## Aim
Tally each line where the word "imprisoned" occurs, then give only the total.

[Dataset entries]
BEGIN
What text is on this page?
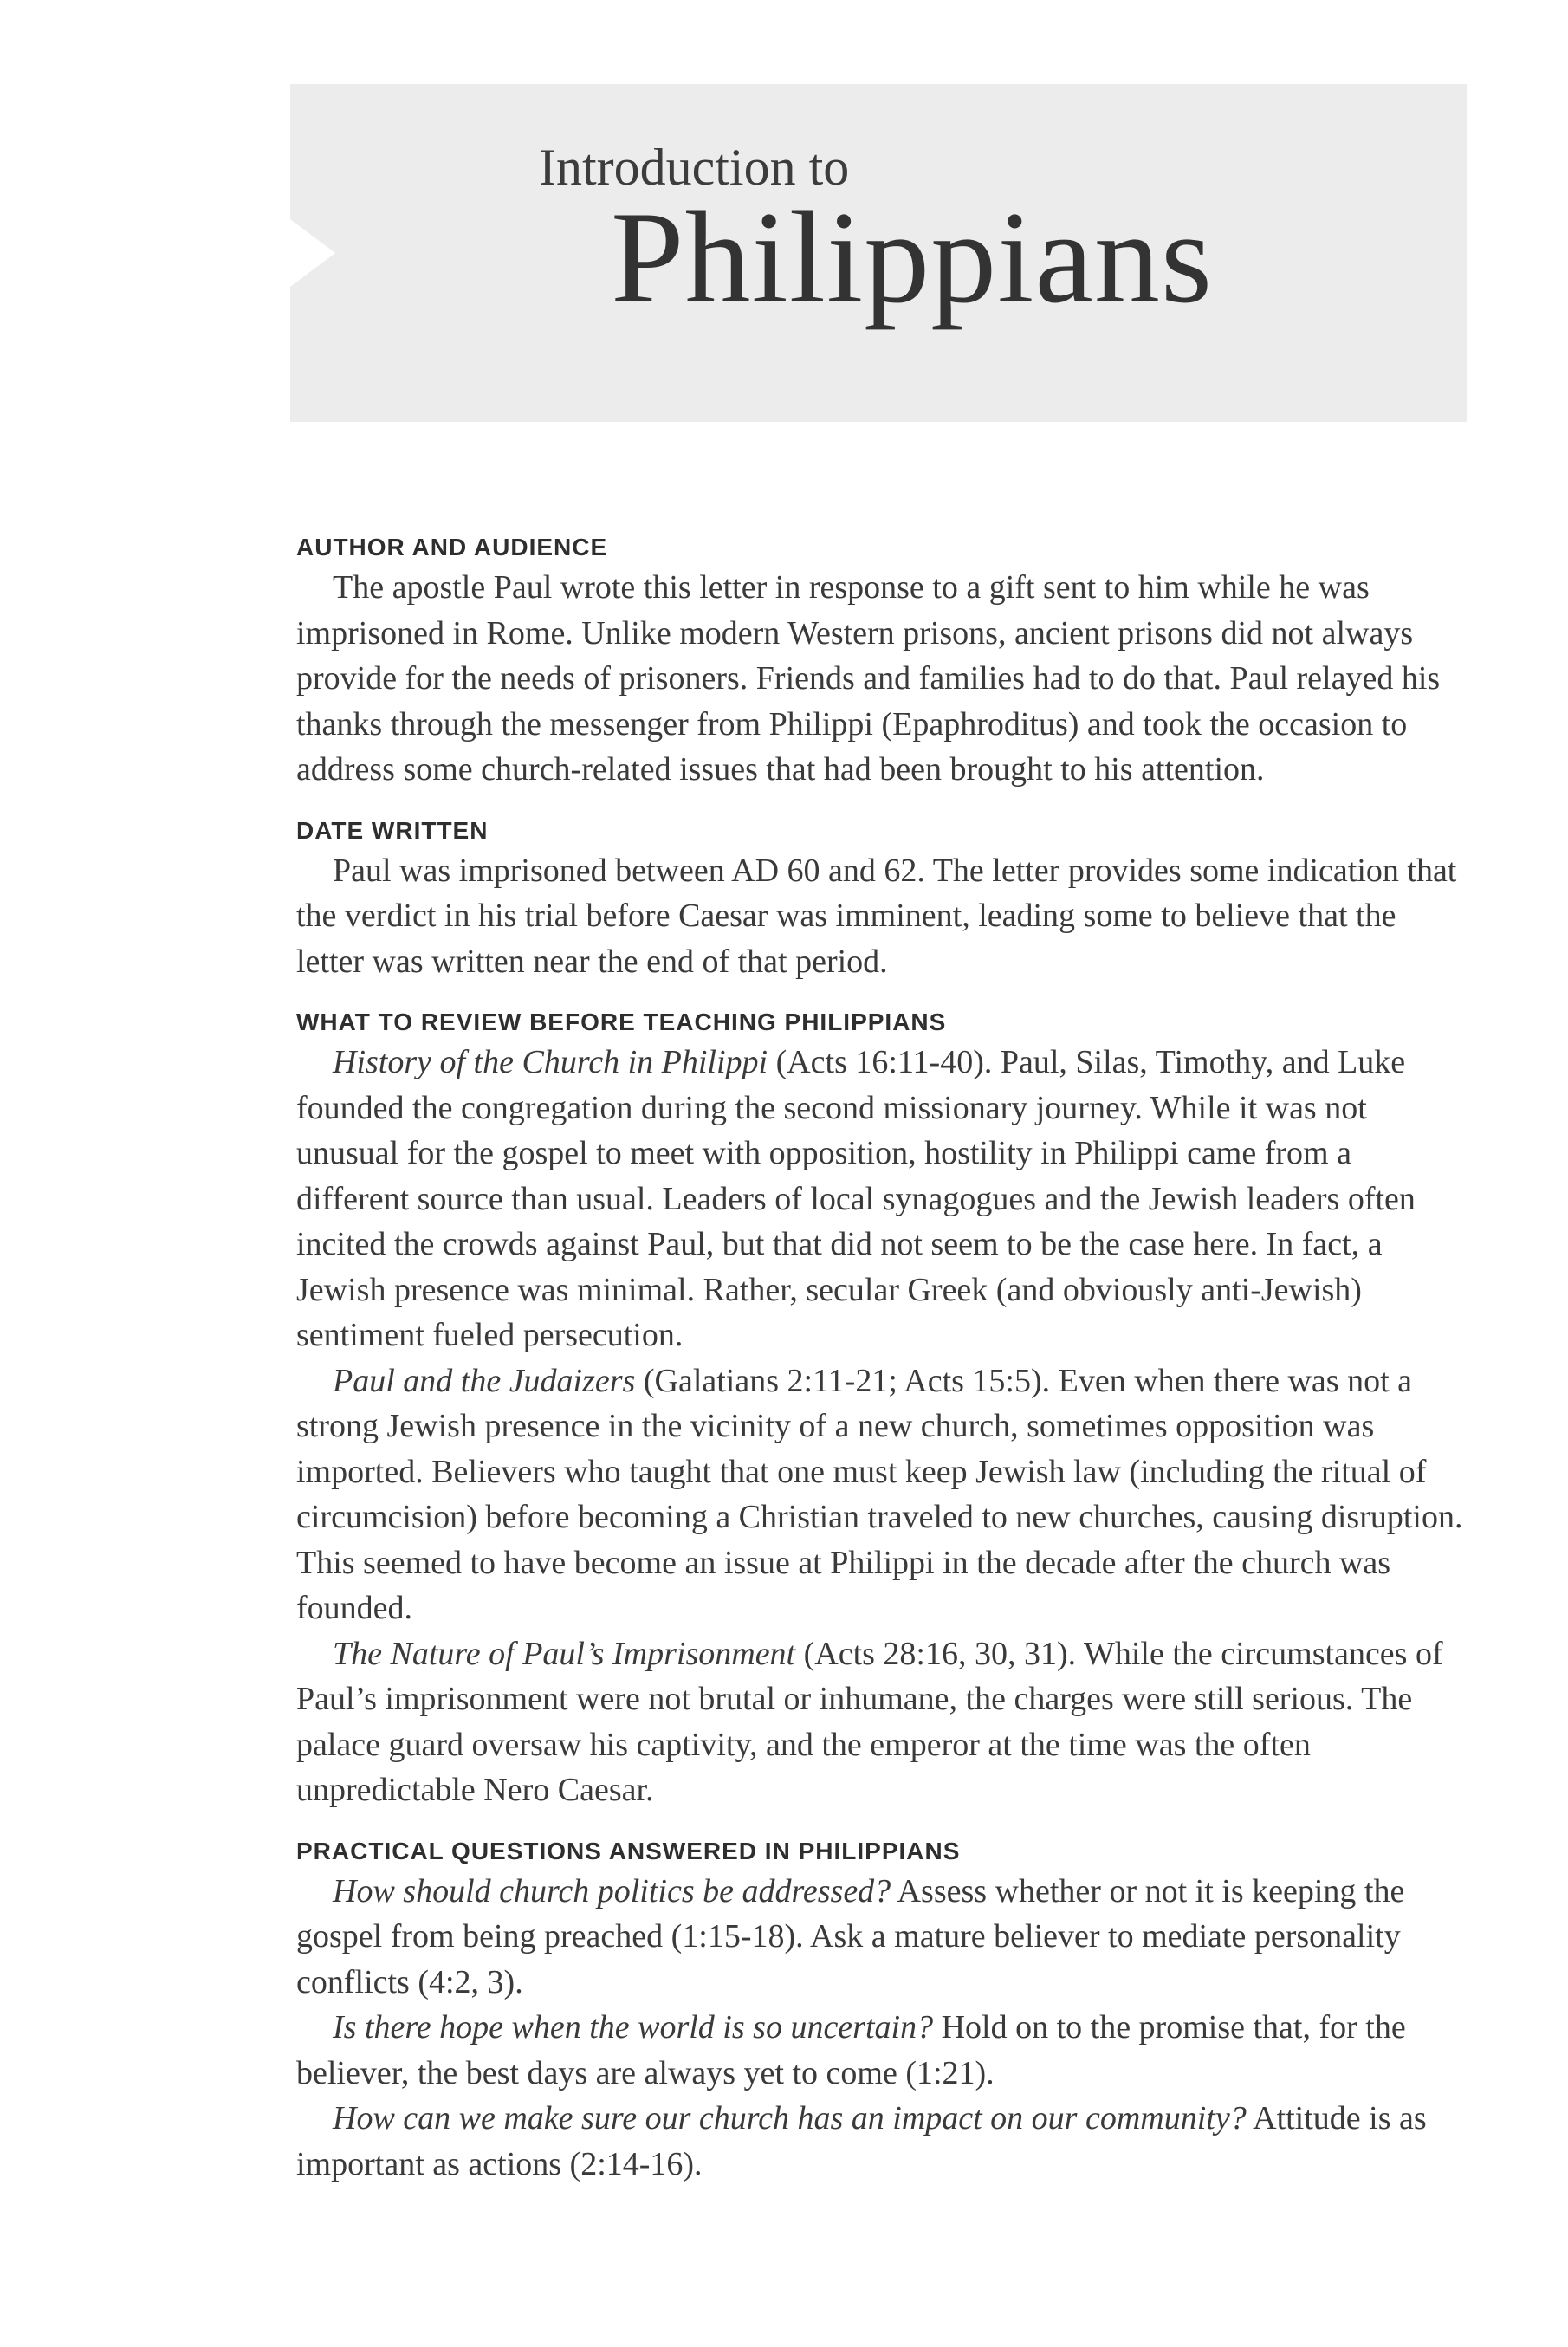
Introduction to
Philippians
AUTHOR AND AUDIENCE

The apostle Paul wrote this letter in response to a gift sent to him while he was imprisoned in Rome. Unlike modern Western prisons, ancient prisons did not always provide for the needs of prisoners. Friends and families had to do that. Paul relayed his thanks through the messenger from Philippi (Epaphroditus) and took the occasion to address some church-related issues that had been brought to his attention.

DATE WRITTEN

Paul was imprisoned between AD 60 and 62. The letter provides some indication that the verdict in his trial before Caesar was imminent, leading some to believe that the letter was written near the end of that period.

WHAT TO REVIEW BEFORE TEACHING PHILIPPIANS

History of the Church in Philippi (Acts 16:11-40). Paul, Silas, Timothy, and Luke founded the congregation during the second missionary journey. While it was not unusual for the gospel to meet with opposition, hostility in Philippi came from a different source than usual. Leaders of local synagogues and the Jewish leaders often incited the crowds against Paul, but that did not seem to be the case here. In fact, a Jewish presence was minimal. Rather, secular Greek (and obviously anti-Jewish) sentiment fueled persecution.

Paul and the Judaizers (Galatians 2:11-21; Acts 15:5). Even when there was not a strong Jewish presence in the vicinity of a new church, sometimes opposition was imported. Believers who taught that one must keep Jewish law (including the ritual of circumcision) before becoming a Christian traveled to new churches, causing disruption. This seemed to have become an issue at Philippi in the decade after the church was founded.

The Nature of Paul’s Imprisonment (Acts 28:16, 30, 31). While the circumstances of Paul’s imprisonment were not brutal or inhumane, the charges were still serious. The palace guard oversaw his captivity, and the emperor at the time was the often unpredictable Nero Caesar.

PRACTICAL QUESTIONS ANSWERED IN PHILIPPIANS

How should church politics be addressed? Assess whether or not it is keeping the gospel from being preached (1:15-18). Ask a mature believer to mediate personality conflicts (4:2, 3).

Is there hope when the world is so uncertain? Hold on to the promise that, for the believer, the best days are always yet to come (1:21).

How can we make sure our church has an impact on our community? Attitude is as important as actions (2:14-16).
END
## The completed task
2